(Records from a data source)
"""

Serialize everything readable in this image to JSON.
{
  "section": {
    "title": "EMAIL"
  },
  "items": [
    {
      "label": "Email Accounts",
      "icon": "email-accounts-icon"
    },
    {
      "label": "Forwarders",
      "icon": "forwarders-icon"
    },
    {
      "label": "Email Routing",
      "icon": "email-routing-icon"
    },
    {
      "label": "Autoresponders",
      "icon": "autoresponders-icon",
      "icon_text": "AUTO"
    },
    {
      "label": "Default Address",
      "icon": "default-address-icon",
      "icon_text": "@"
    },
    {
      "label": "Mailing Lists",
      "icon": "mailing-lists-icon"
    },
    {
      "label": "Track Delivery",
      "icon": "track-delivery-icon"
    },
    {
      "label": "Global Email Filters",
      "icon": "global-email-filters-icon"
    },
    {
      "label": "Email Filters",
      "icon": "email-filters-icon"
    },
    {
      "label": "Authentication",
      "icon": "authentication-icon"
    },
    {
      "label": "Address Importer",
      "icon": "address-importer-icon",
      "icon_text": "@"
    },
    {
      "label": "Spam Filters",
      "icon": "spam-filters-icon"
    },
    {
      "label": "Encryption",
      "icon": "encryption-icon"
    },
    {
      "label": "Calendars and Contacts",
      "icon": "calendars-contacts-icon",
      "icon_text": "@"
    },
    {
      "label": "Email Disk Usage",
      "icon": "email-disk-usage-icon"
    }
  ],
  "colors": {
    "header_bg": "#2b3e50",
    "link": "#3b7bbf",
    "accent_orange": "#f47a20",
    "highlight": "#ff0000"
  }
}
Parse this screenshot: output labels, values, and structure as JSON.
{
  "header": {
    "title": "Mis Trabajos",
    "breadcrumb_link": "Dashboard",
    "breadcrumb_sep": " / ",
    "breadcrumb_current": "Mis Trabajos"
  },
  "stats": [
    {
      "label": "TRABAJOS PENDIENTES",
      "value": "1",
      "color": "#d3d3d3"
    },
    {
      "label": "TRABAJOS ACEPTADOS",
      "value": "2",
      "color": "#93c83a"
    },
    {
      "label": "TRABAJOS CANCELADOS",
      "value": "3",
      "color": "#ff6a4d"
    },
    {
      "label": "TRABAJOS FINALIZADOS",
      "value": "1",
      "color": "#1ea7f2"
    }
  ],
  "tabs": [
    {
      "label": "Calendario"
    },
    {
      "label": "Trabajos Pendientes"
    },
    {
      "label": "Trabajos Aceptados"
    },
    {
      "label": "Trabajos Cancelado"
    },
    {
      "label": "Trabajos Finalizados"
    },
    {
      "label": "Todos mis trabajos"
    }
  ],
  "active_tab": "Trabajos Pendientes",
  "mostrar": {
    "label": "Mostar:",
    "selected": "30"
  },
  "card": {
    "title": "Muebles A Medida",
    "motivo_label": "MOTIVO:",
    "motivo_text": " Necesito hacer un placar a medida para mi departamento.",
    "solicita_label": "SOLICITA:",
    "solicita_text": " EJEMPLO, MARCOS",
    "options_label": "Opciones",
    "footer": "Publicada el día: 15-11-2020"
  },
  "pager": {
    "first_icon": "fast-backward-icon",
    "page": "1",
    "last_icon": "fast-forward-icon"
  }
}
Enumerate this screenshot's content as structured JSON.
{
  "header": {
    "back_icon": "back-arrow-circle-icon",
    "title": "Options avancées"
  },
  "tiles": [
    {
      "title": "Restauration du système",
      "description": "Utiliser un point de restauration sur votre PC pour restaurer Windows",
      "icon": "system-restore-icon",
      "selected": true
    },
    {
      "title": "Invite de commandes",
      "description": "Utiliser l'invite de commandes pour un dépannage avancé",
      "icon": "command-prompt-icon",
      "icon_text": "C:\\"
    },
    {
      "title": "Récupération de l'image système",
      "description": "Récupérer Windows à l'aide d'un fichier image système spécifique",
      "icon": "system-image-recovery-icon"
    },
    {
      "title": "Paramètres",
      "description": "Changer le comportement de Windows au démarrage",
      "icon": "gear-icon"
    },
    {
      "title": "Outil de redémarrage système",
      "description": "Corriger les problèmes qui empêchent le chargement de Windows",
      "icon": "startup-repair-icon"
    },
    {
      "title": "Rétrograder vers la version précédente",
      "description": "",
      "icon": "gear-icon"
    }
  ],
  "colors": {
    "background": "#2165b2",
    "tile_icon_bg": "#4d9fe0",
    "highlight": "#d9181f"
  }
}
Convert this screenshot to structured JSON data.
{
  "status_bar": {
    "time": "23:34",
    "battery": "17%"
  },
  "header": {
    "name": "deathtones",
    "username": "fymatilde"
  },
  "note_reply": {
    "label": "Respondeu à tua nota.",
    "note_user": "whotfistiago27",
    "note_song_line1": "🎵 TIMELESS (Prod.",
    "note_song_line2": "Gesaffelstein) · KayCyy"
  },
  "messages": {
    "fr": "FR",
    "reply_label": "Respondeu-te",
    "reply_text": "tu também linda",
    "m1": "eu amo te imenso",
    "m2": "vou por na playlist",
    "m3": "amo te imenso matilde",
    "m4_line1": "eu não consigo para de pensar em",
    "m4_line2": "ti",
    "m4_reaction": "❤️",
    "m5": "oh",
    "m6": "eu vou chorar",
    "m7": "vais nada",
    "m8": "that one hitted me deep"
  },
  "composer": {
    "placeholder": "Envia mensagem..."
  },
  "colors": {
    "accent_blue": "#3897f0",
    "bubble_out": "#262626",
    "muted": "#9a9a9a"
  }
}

"""

■ **TO BE DONE**: Locate the word "Utiliser" in the records above, and return each line that has it.

■ **COMPLETE OUTPUT**:
      "description": "Utiliser un point de restauration sur votre PC pour restaurer Windows",
      "description": "Utiliser l'invite de commandes pour un dépannage avancé",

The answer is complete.